Problem description: Using the records below, count the lines with "color" in them. Give the number only.

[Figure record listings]
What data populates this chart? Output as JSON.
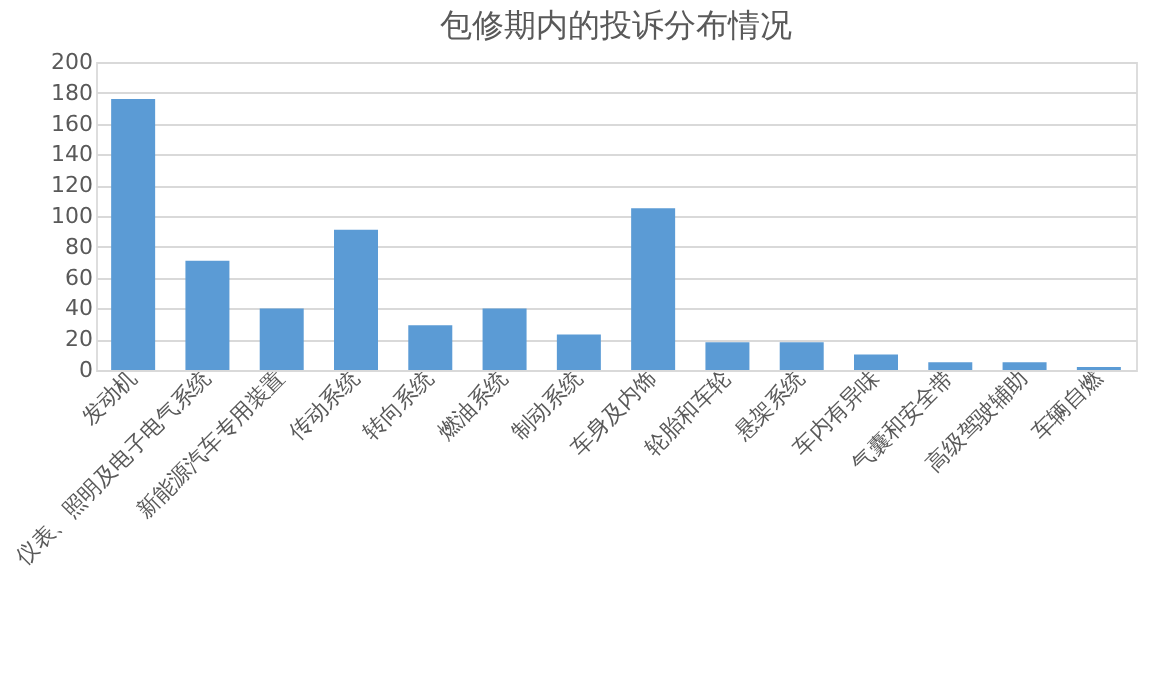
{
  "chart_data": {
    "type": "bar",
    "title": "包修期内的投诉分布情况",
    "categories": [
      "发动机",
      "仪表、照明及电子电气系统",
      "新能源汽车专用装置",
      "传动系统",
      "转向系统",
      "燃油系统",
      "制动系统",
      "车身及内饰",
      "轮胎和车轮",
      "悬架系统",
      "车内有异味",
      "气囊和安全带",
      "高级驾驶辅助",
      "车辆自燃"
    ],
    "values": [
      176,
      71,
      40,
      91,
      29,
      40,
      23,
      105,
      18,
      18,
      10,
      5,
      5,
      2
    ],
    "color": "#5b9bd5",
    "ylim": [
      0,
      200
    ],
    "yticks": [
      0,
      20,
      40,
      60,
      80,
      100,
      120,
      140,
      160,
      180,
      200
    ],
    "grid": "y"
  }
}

==

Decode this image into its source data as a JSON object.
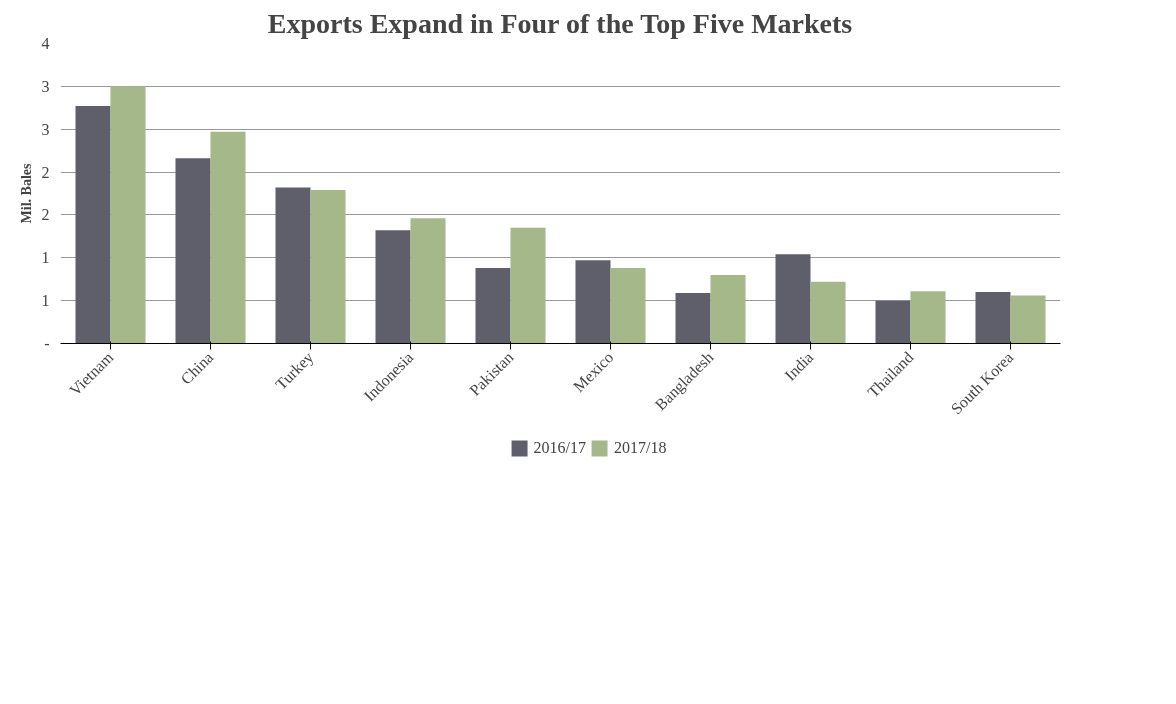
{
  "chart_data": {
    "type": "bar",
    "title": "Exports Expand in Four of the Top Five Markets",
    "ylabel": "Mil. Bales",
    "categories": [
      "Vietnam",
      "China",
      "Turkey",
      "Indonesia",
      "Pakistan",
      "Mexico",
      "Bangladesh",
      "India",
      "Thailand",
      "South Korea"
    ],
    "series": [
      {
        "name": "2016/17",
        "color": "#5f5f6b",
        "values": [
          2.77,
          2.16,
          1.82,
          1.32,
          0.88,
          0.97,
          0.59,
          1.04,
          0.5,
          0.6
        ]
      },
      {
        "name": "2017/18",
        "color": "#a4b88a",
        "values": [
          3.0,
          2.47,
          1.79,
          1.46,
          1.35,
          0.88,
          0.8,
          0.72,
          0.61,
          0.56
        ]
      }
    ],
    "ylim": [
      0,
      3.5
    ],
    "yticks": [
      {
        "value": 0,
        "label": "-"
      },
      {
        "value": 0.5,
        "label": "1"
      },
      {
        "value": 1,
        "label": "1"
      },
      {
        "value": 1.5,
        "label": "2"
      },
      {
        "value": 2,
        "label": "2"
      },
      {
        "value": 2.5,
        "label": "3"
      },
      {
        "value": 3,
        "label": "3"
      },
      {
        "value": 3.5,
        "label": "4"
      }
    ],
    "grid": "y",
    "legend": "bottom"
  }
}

Reply to the exercise: 3